### [TASK REQUIREMENTS]
Every line in the material below that includes "estrógenos" should be copied.

### [MATERIAL FOR THIS TASK]
------------------------------

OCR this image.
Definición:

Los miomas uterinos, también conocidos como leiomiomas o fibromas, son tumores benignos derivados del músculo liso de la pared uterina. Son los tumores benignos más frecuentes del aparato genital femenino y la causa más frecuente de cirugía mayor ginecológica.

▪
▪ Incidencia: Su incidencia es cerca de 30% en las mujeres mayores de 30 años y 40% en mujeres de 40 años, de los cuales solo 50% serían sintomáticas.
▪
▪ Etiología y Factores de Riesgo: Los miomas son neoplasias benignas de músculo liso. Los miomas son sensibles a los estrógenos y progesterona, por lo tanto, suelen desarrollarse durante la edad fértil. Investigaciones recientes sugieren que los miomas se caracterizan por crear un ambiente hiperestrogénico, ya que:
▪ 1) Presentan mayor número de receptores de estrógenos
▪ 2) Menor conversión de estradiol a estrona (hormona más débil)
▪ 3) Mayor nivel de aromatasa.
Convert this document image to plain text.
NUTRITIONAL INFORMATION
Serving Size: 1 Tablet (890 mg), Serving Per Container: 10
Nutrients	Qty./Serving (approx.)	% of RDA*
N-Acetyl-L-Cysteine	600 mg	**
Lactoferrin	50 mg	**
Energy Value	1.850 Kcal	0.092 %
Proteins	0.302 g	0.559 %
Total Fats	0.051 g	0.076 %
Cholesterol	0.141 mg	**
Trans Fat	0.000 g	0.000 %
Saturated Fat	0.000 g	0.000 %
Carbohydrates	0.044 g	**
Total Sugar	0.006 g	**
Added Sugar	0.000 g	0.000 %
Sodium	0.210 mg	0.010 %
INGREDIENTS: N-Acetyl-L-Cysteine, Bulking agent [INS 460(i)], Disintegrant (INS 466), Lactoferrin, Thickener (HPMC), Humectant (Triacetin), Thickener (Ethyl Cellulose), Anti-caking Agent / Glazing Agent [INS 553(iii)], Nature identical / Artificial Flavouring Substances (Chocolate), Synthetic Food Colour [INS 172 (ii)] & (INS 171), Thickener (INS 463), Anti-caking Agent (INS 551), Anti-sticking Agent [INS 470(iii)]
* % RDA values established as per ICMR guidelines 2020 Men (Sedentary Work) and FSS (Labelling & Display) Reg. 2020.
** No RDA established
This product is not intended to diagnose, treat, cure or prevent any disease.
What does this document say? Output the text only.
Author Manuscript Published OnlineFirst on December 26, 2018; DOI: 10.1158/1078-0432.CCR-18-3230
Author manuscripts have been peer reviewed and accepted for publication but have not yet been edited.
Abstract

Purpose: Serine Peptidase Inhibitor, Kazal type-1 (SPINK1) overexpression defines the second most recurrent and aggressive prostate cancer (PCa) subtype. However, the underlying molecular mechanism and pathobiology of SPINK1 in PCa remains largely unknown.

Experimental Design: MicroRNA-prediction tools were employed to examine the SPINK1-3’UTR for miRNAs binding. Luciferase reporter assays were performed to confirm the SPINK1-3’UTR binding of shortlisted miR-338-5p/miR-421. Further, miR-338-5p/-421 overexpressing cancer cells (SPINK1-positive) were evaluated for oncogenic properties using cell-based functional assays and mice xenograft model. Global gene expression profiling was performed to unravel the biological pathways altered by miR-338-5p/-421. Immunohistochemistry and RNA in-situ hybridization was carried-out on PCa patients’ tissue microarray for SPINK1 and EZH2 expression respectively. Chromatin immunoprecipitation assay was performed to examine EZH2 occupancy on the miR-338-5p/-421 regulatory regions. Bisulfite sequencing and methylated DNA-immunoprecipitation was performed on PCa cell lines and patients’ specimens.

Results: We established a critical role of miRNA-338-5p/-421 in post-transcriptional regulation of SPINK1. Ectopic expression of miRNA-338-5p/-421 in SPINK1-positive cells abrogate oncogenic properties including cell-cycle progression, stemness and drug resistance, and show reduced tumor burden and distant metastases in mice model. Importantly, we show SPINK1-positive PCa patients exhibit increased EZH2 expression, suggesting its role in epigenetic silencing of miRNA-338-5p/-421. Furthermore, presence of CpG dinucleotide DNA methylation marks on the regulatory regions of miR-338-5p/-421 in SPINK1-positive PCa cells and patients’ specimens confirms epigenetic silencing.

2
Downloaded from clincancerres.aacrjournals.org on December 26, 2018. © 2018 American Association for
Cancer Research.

------------------------------

### [SOLUTION BELOW]
▪ Etiología y Factores de Riesgo: Los miomas son neoplasias benignas de músculo liso. Los miomas son sensibles a los estrógenos y progesterona, por lo tanto, suelen desarrollarse durante la edad fértil. Investigaciones recientes sugieren que los miomas se caracterizan por crear un ambiente hiperestrogénico, ya que:
▪ 1) Presentan mayor número de receptores de estrógenos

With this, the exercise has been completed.